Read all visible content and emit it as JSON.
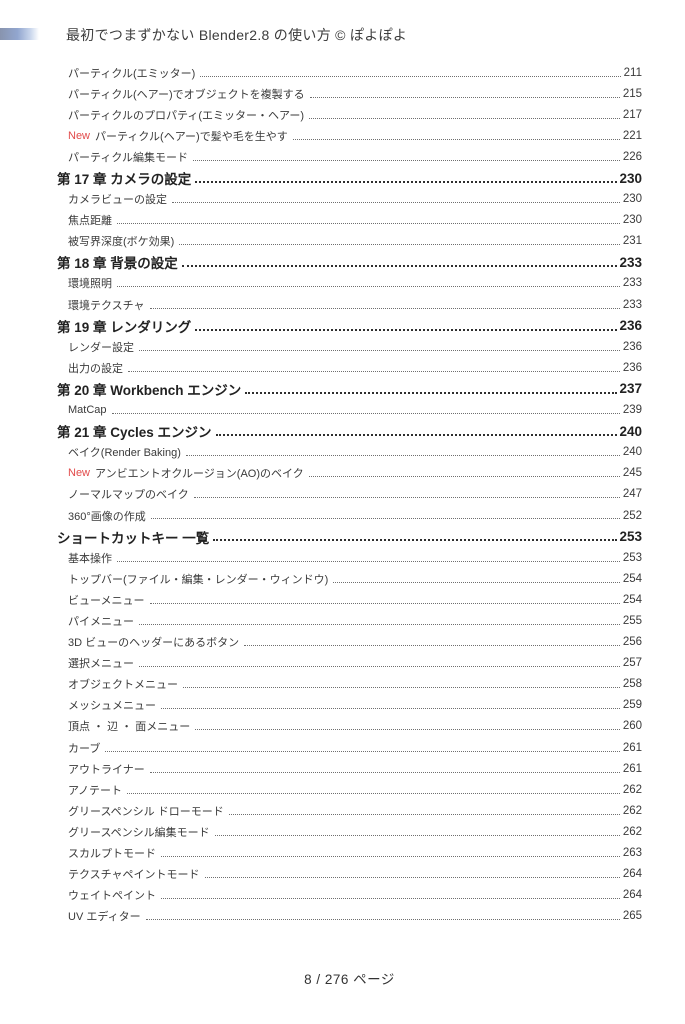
{
  "header": {
    "title": "最初でつまずかない Blender2.8 の使い方 © ぽよぽよ"
  },
  "colors": {
    "new_badge": "#e24b4b",
    "accent_bar_left": "#8894ae",
    "accent_bar_mid": "#92a6cf",
    "accent_bar_fade": "#ffffff",
    "body_text": "#3a3a3a"
  },
  "toc": {
    "entries": [
      {
        "level": "sub",
        "badge": "",
        "label": "パーティクル(エミッター)",
        "page": "211"
      },
      {
        "level": "sub",
        "badge": "",
        "label": "パーティクル(ヘアー)でオブジェクトを複製する",
        "page": "215"
      },
      {
        "level": "sub",
        "badge": "",
        "label": "パーティクルのプロパティ(エミッター・ヘアー)",
        "page": "217"
      },
      {
        "level": "sub",
        "badge": "New",
        "label": "パーティクル(ヘアー)で髪や毛を生やす",
        "page": "221"
      },
      {
        "level": "sub",
        "badge": "",
        "label": "パーティクル編集モード",
        "page": "226"
      },
      {
        "level": "chapter",
        "badge": "",
        "label": "第 17 章  カメラの設定",
        "page": "230"
      },
      {
        "level": "sub",
        "badge": "",
        "label": "カメラビューの設定",
        "page": "230"
      },
      {
        "level": "sub",
        "badge": "",
        "label": "焦点距離",
        "page": "230"
      },
      {
        "level": "sub",
        "badge": "",
        "label": "被写界深度(ボケ効果)",
        "page": "231"
      },
      {
        "level": "chapter",
        "badge": "",
        "label": "第 18 章  背景の設定",
        "page": "233"
      },
      {
        "level": "sub",
        "badge": "",
        "label": "環境照明",
        "page": "233"
      },
      {
        "level": "sub",
        "badge": "",
        "label": "環境テクスチャ",
        "page": "233"
      },
      {
        "level": "chapter",
        "badge": "",
        "label": "第 19 章  レンダリング",
        "page": "236"
      },
      {
        "level": "sub",
        "badge": "",
        "label": "レンダー設定",
        "page": "236"
      },
      {
        "level": "sub",
        "badge": "",
        "label": "出力の設定",
        "page": "236"
      },
      {
        "level": "chapter",
        "badge": "",
        "label": "第 20 章  Workbench エンジン",
        "page": "237"
      },
      {
        "level": "sub",
        "badge": "",
        "label": "MatCap",
        "page": "239"
      },
      {
        "level": "chapter",
        "badge": "",
        "label": "第 21 章  Cycles エンジン",
        "page": "240"
      },
      {
        "level": "sub",
        "badge": "",
        "label": "ベイク(Render Baking)",
        "page": "240"
      },
      {
        "level": "sub",
        "badge": "New",
        "label": "アンビエントオクルージョン(AO)のベイク",
        "page": "245"
      },
      {
        "level": "sub",
        "badge": "",
        "label": "ノーマルマップのベイク",
        "page": "247"
      },
      {
        "level": "sub",
        "badge": "",
        "label": "360°画像の作成",
        "page": "252"
      },
      {
        "level": "chapter",
        "badge": "",
        "label": "ショートカットキー 一覧",
        "page": "253"
      },
      {
        "level": "sub",
        "badge": "",
        "label": "基本操作",
        "page": "253"
      },
      {
        "level": "sub",
        "badge": "",
        "label": "トップバー(ファイル・編集・レンダー・ウィンドウ)",
        "page": "254"
      },
      {
        "level": "sub",
        "badge": "",
        "label": "ビューメニュー",
        "page": "254"
      },
      {
        "level": "sub",
        "badge": "",
        "label": "パイメニュー",
        "page": "255"
      },
      {
        "level": "sub",
        "badge": "",
        "label": "3D ビューのヘッダーにあるボタン",
        "page": "256"
      },
      {
        "level": "sub",
        "badge": "",
        "label": "選択メニュー",
        "page": "257"
      },
      {
        "level": "sub",
        "badge": "",
        "label": "オブジェクトメニュー",
        "page": "258"
      },
      {
        "level": "sub",
        "badge": "",
        "label": "メッシュメニュー",
        "page": "259"
      },
      {
        "level": "sub",
        "badge": "",
        "label": "頂点 ・ 辺 ・ 面メニュー",
        "page": "260"
      },
      {
        "level": "sub",
        "badge": "",
        "label": "カーブ",
        "page": "261"
      },
      {
        "level": "sub",
        "badge": "",
        "label": "アウトライナー",
        "page": "261"
      },
      {
        "level": "sub",
        "badge": "",
        "label": "アノテート",
        "page": "262"
      },
      {
        "level": "sub",
        "badge": "",
        "label": "グリースペンシル ドローモード",
        "page": "262"
      },
      {
        "level": "sub",
        "badge": "",
        "label": "グリースペンシル編集モード",
        "page": "262"
      },
      {
        "level": "sub",
        "badge": "",
        "label": "スカルプトモード",
        "page": "263"
      },
      {
        "level": "sub",
        "badge": "",
        "label": "テクスチャペイントモード",
        "page": "264"
      },
      {
        "level": "sub",
        "badge": "",
        "label": "ウェイトペイント",
        "page": "264"
      },
      {
        "level": "sub",
        "badge": "",
        "label": "UV エディター",
        "page": "265"
      }
    ]
  },
  "footer": {
    "page_indicator": "8 / 276 ページ"
  }
}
§ §
• **WHAT THE TASK ASKS**: Track down all lines above with the string "エミッター" and copy them.

• **FULL SOLUTION**:
        "label": "パーティクル(エミッター)",
        "label": "パーティクルのプロパティ(エミッター・ヘアー)",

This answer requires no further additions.